> **Stored entries**
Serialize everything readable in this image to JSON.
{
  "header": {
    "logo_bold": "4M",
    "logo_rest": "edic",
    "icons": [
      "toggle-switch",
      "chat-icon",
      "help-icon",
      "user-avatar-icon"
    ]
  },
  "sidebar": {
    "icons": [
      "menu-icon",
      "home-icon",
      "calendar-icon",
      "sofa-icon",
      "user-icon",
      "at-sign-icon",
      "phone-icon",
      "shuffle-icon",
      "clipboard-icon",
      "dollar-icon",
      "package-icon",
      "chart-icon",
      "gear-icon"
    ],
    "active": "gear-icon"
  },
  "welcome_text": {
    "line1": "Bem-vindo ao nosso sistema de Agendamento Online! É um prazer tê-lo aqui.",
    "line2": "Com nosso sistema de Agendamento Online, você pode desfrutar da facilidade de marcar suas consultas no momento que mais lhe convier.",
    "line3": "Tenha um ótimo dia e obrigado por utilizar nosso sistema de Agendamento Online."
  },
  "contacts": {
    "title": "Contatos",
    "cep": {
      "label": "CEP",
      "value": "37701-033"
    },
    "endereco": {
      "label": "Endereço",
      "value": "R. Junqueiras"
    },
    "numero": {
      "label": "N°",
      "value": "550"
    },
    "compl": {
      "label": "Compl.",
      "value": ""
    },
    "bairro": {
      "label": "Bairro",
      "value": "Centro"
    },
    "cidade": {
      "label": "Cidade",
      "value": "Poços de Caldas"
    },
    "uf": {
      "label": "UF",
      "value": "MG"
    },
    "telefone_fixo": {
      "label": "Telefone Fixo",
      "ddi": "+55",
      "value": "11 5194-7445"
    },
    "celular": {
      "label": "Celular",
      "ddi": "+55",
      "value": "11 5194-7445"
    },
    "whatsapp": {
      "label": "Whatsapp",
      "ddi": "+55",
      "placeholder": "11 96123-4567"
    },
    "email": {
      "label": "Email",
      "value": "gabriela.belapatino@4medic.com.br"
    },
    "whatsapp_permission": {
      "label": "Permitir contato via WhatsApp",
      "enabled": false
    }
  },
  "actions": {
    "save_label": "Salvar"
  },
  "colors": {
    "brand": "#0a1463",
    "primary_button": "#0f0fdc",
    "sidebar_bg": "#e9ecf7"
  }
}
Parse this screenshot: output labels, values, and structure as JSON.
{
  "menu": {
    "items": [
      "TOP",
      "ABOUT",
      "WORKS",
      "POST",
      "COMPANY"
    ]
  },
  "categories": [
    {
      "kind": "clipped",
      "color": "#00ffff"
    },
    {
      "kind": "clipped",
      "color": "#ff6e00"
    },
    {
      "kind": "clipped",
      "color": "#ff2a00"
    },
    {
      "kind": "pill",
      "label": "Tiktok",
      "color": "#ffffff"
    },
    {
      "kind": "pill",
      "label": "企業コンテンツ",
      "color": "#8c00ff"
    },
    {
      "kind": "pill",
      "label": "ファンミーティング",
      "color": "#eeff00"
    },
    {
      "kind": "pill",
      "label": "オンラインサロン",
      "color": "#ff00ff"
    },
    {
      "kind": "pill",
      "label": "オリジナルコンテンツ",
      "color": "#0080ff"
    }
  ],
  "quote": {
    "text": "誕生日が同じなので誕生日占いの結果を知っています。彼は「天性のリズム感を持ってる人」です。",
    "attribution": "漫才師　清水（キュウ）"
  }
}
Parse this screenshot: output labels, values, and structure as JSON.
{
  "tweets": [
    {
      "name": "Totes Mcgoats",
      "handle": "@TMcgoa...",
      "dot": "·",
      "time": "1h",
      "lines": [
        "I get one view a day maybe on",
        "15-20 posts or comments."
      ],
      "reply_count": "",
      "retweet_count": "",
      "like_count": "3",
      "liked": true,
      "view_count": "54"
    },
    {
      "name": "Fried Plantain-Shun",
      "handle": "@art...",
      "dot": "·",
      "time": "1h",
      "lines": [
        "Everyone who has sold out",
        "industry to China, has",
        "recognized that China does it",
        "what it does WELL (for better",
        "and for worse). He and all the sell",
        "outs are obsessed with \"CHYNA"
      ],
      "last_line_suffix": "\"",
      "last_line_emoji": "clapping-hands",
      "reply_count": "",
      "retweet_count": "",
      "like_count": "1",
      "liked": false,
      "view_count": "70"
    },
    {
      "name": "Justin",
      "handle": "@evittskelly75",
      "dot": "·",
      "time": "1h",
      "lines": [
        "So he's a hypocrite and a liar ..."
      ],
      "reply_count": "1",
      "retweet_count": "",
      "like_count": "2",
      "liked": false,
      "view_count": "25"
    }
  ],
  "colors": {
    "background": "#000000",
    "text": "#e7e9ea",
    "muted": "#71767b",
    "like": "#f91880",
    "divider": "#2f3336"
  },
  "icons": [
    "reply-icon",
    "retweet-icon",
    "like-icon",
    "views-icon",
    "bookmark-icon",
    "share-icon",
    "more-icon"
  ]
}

> **What the task asks**
All of the data must be returned exactly.

> **Exercise answer**
Serialize everything readable in this image to JSON.
{
  "header": {
    "logo_bold": "4M",
    "logo_rest": "edic",
    "icons": [
      "toggle-switch",
      "chat-icon",
      "help-icon",
      "user-avatar-icon"
    ]
  },
  "sidebar": {
    "icons": [
      "menu-icon",
      "home-icon",
      "calendar-icon",
      "sofa-icon",
      "user-icon",
      "at-sign-icon",
      "phone-icon",
      "shuffle-icon",
      "clipboard-icon",
      "dollar-icon",
      "package-icon",
      "chart-icon",
      "gear-icon"
    ],
    "active": "gear-icon"
  },
  "welcome_text": {
    "line1": "Bem-vindo ao nosso sistema de Agendamento Online! É um prazer tê-lo aqui.",
    "line2": "Com nosso sistema de Agendamento Online, você pode desfrutar da facilidade de marcar suas consultas no momento que mais lhe convier.",
    "line3": "Tenha um ótimo dia e obrigado por utilizar nosso sistema de Agendamento Online."
  },
  "contacts": {
    "title": "Contatos",
    "cep": {
      "label": "CEP",
      "value": "37701-033"
    },
    "endereco": {
      "label": "Endereço",
      "value": "R. Junqueiras"
    },
    "numero": {
      "label": "N°",
      "value": "550"
    },
    "compl": {
      "label": "Compl.",
      "value": ""
    },
    "bairro": {
      "label": "Bairro",
      "value": "Centro"
    },
    "cidade": {
      "label": "Cidade",
      "value": "Poços de Caldas"
    },
    "uf": {
      "label": "UF",
      "value": "MG"
    },
    "telefone_fixo": {
      "label": "Telefone Fixo",
      "ddi": "+55",
      "value": "11 5194-7445"
    },
    "celular": {
      "label": "Celular",
      "ddi": "+55",
      "value": "11 5194-7445"
    },
    "whatsapp": {
      "label": "Whatsapp",
      "ddi": "+55",
      "placeholder": "11 96123-4567"
    },
    "email": {
      "label": "Email",
      "value": "gabriela.belapatino@4medic.com.br"
    },
    "whatsapp_permission": {
      "label": "Permitir contato via WhatsApp",
      "enabled": false
    }
  },
  "actions": {
    "save_label": "Salvar"
  },
  "colors": {
    "brand": "#0a1463",
    "primary_button": "#0f0fdc",
    "sidebar_bg": "#e9ecf7"
  }
}
Parse this screenshot: output labels, values, and structure as JSON.
{
  "menu": {
    "items": [
      "TOP",
      "ABOUT",
      "WORKS",
      "POST",
      "COMPANY"
    ]
  },
  "categories": [
    {
      "kind": "clipped",
      "color": "#00ffff"
    },
    {
      "kind": "clipped",
      "color": "#ff6e00"
    },
    {
      "kind": "clipped",
      "color": "#ff2a00"
    },
    {
      "kind": "pill",
      "label": "Tiktok",
      "color": "#ffffff"
    },
    {
      "kind": "pill",
      "label": "企業コンテンツ",
      "color": "#8c00ff"
    },
    {
      "kind": "pill",
      "label": "ファンミーティング",
      "color": "#eeff00"
    },
    {
      "kind": "pill",
      "label": "オンラインサロン",
      "color": "#ff00ff"
    },
    {
      "kind": "pill",
      "label": "オリジナルコンテンツ",
      "color": "#0080ff"
    }
  ],
  "quote": {
    "text": "誕生日が同じなので誕生日占いの結果を知っています。彼は「天性のリズム感を持ってる人」です。",
    "attribution": "漫才師　清水（キュウ）"
  }
}
Parse this screenshot: output labels, values, and structure as JSON.
{
  "tweets": [
    {
      "name": "Totes Mcgoats",
      "handle": "@TMcgoa...",
      "dot": "·",
      "time": "1h",
      "lines": [
        "I get one view a day maybe on",
        "15-20 posts or comments."
      ],
      "reply_count": "",
      "retweet_count": "",
      "like_count": "3",
      "liked": true,
      "view_count": "54"
    },
    {
      "name": "Fried Plantain-Shun",
      "handle": "@art...",
      "dot": "·",
      "time": "1h",
      "lines": [
        "Everyone who has sold out",
        "industry to China, has",
        "recognized that China does it",
        "what it does WELL (for better",
        "and for worse). He and all the sell",
        "outs are obsessed with \"CHYNA"
      ],
      "last_line_suffix": "\"",
      "last_line_emoji": "clapping-hands",
      "reply_count": "",
      "retweet_count": "",
      "like_count": "1",
      "liked": false,
      "view_count": "70"
    },
    {
      "name": "Justin",
      "handle": "@evittskelly75",
      "dot": "·",
      "time": "1h",
      "lines": [
        "So he's a hypocrite and a liar ..."
      ],
      "reply_count": "1",
      "retweet_count": "",
      "like_count": "2",
      "liked": false,
      "view_count": "25"
    }
  ],
  "colors": {
    "background": "#000000",
    "text": "#e7e9ea",
    "muted": "#71767b",
    "like": "#f91880",
    "divider": "#2f3336"
  },
  "icons": [
    "reply-icon",
    "retweet-icon",
    "like-icon",
    "views-icon",
    "bookmark-icon",
    "share-icon",
    "more-icon"
  ]
}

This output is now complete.